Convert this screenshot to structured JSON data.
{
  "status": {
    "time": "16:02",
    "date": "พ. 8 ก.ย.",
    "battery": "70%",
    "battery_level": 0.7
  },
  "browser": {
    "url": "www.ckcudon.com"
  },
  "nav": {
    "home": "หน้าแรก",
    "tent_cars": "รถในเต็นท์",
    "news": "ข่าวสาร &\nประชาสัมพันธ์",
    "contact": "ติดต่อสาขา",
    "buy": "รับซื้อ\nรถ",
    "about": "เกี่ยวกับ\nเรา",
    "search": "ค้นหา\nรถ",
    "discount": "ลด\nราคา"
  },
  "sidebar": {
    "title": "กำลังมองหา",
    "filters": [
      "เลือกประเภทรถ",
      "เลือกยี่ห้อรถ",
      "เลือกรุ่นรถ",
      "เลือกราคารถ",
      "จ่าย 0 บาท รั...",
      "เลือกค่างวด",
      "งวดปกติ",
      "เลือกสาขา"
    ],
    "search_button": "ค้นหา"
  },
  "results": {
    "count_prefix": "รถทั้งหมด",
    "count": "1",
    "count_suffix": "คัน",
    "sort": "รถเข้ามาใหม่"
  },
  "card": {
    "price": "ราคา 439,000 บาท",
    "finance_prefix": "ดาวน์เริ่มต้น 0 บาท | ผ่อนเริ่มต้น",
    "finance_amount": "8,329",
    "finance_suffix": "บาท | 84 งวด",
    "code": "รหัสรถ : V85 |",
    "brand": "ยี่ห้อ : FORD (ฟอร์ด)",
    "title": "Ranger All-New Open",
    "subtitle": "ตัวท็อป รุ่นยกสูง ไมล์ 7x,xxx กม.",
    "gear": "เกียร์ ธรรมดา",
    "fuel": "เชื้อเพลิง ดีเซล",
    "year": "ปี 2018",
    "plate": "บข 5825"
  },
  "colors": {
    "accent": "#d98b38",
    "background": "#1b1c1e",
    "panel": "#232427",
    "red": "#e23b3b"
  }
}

§ §

WRITTEN TASK ::
Transcribe every entry word for word.

COMPLETE ANSWER ::
Convert this screenshot to structured JSON data.
{
  "status": {
    "time": "16:02",
    "date": "พ. 8 ก.ย.",
    "battery": "70%",
    "battery_level": 0.7
  },
  "browser": {
    "url": "www.ckcudon.com"
  },
  "nav": {
    "home": "หน้าแรก",
    "tent_cars": "รถในเต็นท์",
    "news": "ข่าวสาร &\nประชาสัมพันธ์",
    "contact": "ติดต่อสาขา",
    "buy": "รับซื้อ\nรถ",
    "about": "เกี่ยวกับ\nเรา",
    "search": "ค้นหา\nรถ",
    "discount": "ลด\nราคา"
  },
  "sidebar": {
    "title": "กำลังมองหา",
    "filters": [
      "เลือกประเภทรถ",
      "เลือกยี่ห้อรถ",
      "เลือกรุ่นรถ",
      "เลือกราคารถ",
      "จ่าย 0 บาท รั...",
      "เลือกค่างวด",
      "งวดปกติ",
      "เลือกสาขา"
    ],
    "search_button": "ค้นหา"
  },
  "results": {
    "count_prefix": "รถทั้งหมด",
    "count": "1",
    "count_suffix": "คัน",
    "sort": "รถเข้ามาใหม่"
  },
  "card": {
    "price": "ราคา 439,000 บาท",
    "finance_prefix": "ดาวน์เริ่มต้น 0 บาท | ผ่อนเริ่มต้น",
    "finance_amount": "8,329",
    "finance_suffix": "บาท | 84 งวด",
    "code": "รหัสรถ : V85 |",
    "brand": "ยี่ห้อ : FORD (ฟอร์ด)",
    "title": "Ranger All-New Open",
    "subtitle": "ตัวท็อป รุ่นยกสูง ไมล์ 7x,xxx กม.",
    "gear": "เกียร์ ธรรมดา",
    "fuel": "เชื้อเพลิง ดีเซล",
    "year": "ปี 2018",
    "plate": "บข 5825"
  },
  "colors": {
    "accent": "#d98b38",
    "background": "#1b1c1e",
    "panel": "#232427",
    "red": "#e23b3b"
  }
}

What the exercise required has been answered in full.